• _Texto proporcionado_
■ ■ ■ ■

Y ciertamente frente a la momentánea pérdida de la intuición y la reflexión, ya sea por miedo a desentonar completamente en el espíritu de esta época monetarista e individual, quejumbrosa y reactiva, o por miedo a que me vean como un loco y por tanto a ser completamente rechazado, en vez de seguir la carrera de externalidades  me exigo y  una y otra vez volver a mis 18 años y “verme obligado a seguir buscando la causa de mi sufrimiento no fuera de mí, sino en mí mismo” entendiendo que como individuo en actos y en identidad profunda, no soy más que una enorme energía que comprende que la realidad es mi responsabilidad tal cual existe, es decir como la imagen y semejanza de todos y cada uno de las identidades, intenciones y actos de cada uno de nosotros.

Para terminar. Lo que tantos hombres y mujeres estudiosas llaman lo supranatural,  no es sino aquello que va más alla de la construcción de la propia identidad humana, del mundo animal y vegetal, del cosmos e incluso de la comunidad misma. En palabras de Heidegger, es el ser que nos da la espalda y al que nos negamos a mirar cara a cara, y que al no confrontarlo, convierte nuestro necesario habitar el mundo en un mero ocupar. Al respecto espero que un ejemplo simple sirva como idea esclarecedora: cuando le di la espalda a mi ser escritor, con el supuesto afán del compromiso social, me enfrenté vacío al mundo y lo que creí como colaboración apasionada y solidaria en la transformación de mi país, no fue sino un estar ahí disciplinado en el lugar correspondiente del enorme ejército de desesperados, conviertiéndome en un desesperado más. Si mi contribución se hubiese anclado desde mi propio ser, acaso una o dos o tres personas hubiesen podido mirarme como alguien genuino, y sino determinante, al menos como un hombre que con sus errores y limitaciones pudiera haber mostrado que la verdadera transformación a la que millones aspirábamos era un correlato de la reflexión interna, es decir que no podía estar divorciada del afán y del esfuerzo supremo de la transformación de nuestras propias limitaciones y errores individuales.

■ ■ ■ ■

• _Información registrada_

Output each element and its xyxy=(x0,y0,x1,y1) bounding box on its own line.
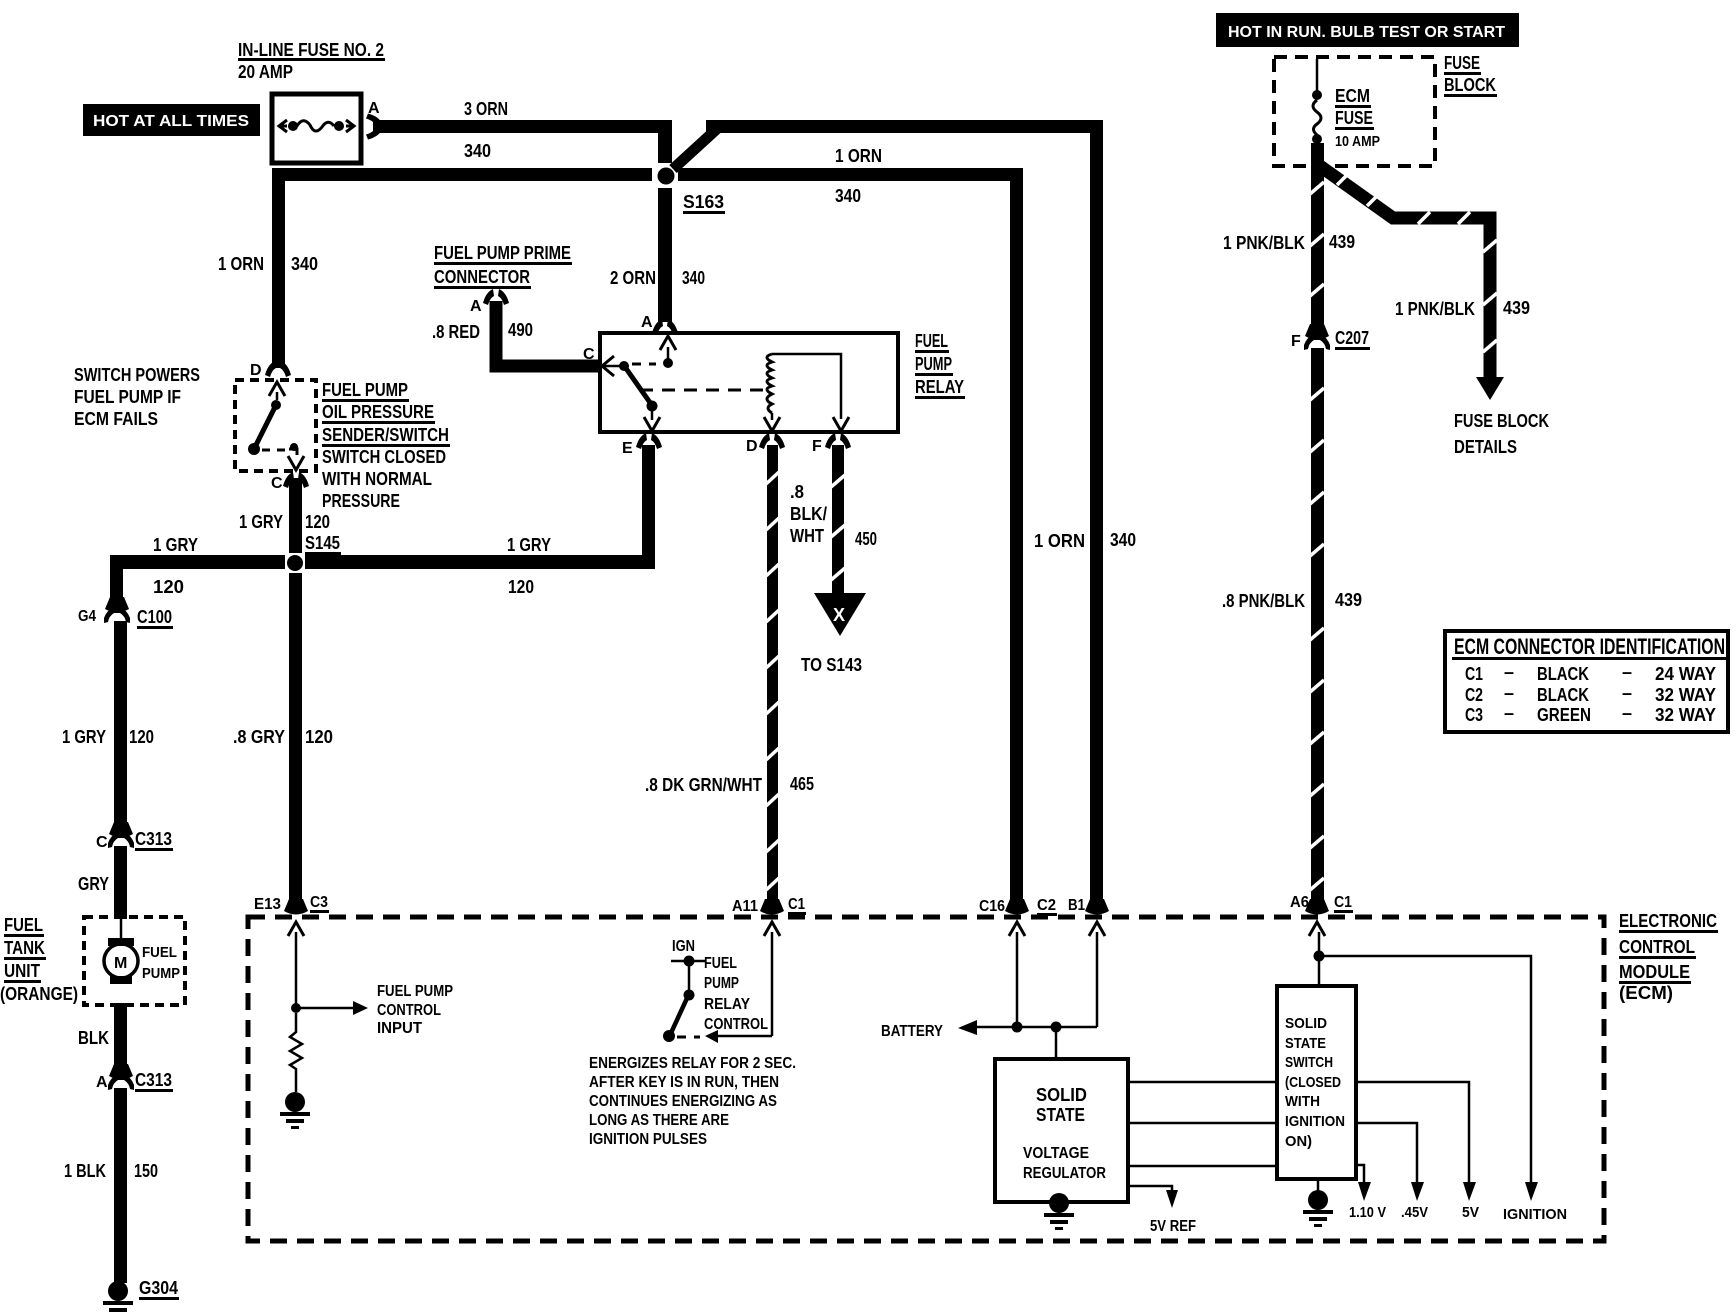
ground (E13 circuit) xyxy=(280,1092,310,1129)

■ ■ ■ ■

• _Tareas por realizar_
1 – Según el texto proporcionado, ¿qué es, en palabras de Heidegger, aquello que va más allá de la construcción de la propia identidad humana?
2 – Reproduce literalmente el fragmento del texto proporcionado que va de "Y ciertamente frente" a "uno de nosotros.", ambos incluidos.
3 – ¿Cómo se traduce al inglés esta oración del texto proporcionado: «En palabras de Heidegger, es el ser que nos da la espalda y al que nos negamos a mirar cara a cara, y que al no confrontarlo, convierte nuestro necesario habitar el mundo en un mero ocupar.»?

• _Soluciones por tarea_
1 – Es el ser que nos da la espalda y al que nos negamos a mirar cara a cara.

2 –
Y ciertamente frente a la momentánea pérdida de la intuición y la reflexión, ya sea por miedo a desentonar completamente en el espíritu de esta época monetarista e individual, quejumbrosa y reactiva, o por miedo a que me vean como un loco y por tanto a ser completamente rechazado, en vez de seguir la carrera de externalidades  me exigo y  una y otra vez volver a mis 18 años y “verme obligado a seguir buscando la causa de mi sufrimiento no fuera de mí, sino en mí mismo” entendiendo que como individuo en actos y en identidad profunda, no soy más que una enorme energía que comprende que la realidad es mi responsabilidad tal cual existe, es decir como la imagen y semejanza de todos y cada uno de las identidades, intenciones y actos de cada uno de nosotros.

3 – In Heidegger's words, it is the being that turns its back on us and that we refuse to look in the face, and which, since we do not confront it, turns our necessary dwelling in the world into a mere occupying.